Determine how many lines contain the string "РЈРєСЂР", then reply with that figure only.
── Extracted data
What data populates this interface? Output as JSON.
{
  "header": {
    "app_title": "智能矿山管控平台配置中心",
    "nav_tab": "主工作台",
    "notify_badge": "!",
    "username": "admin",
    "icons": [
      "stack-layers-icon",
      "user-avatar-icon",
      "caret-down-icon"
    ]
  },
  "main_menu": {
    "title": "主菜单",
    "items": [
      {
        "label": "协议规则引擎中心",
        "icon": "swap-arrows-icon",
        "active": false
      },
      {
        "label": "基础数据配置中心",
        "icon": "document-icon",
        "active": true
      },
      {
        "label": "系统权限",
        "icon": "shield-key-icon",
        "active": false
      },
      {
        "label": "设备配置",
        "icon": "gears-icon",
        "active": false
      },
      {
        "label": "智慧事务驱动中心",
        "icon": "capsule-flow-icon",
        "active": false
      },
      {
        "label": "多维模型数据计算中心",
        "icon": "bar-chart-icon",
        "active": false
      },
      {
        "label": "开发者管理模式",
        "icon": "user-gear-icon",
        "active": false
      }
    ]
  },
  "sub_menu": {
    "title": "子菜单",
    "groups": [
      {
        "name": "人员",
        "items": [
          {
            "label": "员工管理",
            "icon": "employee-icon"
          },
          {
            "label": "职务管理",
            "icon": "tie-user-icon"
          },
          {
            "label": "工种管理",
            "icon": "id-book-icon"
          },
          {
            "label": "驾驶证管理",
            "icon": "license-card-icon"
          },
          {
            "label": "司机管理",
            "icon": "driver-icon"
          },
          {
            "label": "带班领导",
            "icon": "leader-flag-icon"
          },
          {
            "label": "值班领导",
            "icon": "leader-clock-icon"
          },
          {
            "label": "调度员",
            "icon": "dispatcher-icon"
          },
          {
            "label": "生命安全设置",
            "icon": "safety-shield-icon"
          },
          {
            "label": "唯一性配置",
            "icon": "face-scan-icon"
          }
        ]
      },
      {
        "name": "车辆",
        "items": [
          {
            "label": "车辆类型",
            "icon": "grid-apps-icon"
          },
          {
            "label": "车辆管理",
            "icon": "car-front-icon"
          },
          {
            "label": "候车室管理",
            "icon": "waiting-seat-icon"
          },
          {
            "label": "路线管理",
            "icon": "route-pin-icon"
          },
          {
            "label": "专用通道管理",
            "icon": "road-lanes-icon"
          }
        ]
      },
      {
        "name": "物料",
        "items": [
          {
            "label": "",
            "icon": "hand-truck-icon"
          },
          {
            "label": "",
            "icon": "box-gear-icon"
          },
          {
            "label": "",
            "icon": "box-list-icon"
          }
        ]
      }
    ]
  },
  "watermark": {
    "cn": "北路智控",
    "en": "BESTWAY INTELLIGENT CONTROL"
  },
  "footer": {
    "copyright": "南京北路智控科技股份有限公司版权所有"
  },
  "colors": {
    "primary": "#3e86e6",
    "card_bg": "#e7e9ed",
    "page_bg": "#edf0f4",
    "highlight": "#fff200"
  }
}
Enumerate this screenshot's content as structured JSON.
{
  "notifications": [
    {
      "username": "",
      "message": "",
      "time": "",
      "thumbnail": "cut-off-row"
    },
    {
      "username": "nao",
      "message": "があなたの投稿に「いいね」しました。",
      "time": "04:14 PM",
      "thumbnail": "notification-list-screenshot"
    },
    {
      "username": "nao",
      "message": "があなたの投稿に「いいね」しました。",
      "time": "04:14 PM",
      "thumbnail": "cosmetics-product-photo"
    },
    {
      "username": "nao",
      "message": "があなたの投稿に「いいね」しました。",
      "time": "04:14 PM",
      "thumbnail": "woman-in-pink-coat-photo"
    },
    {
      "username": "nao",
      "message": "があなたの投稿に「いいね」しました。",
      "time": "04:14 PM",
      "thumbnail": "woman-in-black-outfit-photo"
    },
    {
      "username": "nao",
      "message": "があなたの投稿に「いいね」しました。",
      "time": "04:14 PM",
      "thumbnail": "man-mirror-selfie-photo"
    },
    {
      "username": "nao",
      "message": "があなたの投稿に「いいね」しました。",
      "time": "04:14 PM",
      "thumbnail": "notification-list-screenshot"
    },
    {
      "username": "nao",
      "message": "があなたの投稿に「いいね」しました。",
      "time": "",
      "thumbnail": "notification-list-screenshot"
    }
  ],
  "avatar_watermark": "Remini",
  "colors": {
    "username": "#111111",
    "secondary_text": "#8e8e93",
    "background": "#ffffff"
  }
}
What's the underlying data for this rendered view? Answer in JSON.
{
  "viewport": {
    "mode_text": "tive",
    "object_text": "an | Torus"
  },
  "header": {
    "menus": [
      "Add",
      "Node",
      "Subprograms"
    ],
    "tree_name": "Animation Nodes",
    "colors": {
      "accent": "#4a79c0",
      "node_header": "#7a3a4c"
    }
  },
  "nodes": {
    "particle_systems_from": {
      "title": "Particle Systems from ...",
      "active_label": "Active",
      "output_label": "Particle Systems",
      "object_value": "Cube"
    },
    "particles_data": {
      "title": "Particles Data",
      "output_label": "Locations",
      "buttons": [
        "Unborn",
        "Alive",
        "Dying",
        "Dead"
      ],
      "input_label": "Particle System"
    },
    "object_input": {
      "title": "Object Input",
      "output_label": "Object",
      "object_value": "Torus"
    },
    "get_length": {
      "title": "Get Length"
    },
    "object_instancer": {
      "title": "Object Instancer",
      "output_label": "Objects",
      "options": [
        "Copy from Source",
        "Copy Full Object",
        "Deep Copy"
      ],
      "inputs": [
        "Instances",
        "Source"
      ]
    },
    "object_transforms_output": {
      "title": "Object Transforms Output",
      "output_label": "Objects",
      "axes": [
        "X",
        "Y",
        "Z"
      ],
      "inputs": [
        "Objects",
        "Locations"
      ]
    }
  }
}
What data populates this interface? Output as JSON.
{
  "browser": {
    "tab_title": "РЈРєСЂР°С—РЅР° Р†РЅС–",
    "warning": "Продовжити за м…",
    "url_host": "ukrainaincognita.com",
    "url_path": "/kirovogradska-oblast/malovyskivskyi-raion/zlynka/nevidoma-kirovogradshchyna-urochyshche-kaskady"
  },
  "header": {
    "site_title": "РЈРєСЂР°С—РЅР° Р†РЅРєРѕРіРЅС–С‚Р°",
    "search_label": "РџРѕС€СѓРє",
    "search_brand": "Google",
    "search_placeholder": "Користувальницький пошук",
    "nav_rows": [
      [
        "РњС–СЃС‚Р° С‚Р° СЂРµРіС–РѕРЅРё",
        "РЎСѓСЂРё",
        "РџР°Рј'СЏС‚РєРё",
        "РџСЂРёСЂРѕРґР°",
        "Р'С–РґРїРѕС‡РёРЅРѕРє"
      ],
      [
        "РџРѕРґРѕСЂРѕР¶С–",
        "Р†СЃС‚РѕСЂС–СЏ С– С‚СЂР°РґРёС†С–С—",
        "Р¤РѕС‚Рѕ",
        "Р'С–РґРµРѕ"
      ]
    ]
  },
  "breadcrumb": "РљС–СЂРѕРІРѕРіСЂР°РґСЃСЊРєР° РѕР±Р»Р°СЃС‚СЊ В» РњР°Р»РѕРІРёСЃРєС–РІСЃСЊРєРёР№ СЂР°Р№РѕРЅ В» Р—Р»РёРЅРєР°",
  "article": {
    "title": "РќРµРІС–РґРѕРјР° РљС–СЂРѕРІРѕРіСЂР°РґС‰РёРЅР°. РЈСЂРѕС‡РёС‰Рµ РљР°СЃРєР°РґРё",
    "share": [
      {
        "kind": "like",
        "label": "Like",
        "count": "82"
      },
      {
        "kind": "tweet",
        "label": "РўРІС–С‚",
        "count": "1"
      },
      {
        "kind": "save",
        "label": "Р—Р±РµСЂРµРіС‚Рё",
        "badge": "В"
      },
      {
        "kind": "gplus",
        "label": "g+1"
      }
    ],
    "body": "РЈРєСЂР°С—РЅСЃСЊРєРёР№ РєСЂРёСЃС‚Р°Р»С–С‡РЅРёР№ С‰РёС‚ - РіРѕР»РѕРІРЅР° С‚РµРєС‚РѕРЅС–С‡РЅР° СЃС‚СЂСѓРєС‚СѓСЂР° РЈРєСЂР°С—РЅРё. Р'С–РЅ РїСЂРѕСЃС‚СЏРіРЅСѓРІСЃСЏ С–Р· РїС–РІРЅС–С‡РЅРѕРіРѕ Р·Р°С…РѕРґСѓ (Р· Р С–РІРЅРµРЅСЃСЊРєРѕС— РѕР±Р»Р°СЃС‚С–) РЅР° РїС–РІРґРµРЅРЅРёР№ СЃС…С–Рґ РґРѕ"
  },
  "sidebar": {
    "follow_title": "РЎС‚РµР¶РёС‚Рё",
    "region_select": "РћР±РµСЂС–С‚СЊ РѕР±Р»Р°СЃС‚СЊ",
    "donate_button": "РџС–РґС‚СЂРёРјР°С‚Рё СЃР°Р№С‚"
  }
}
────
→ Response to this exercise: 3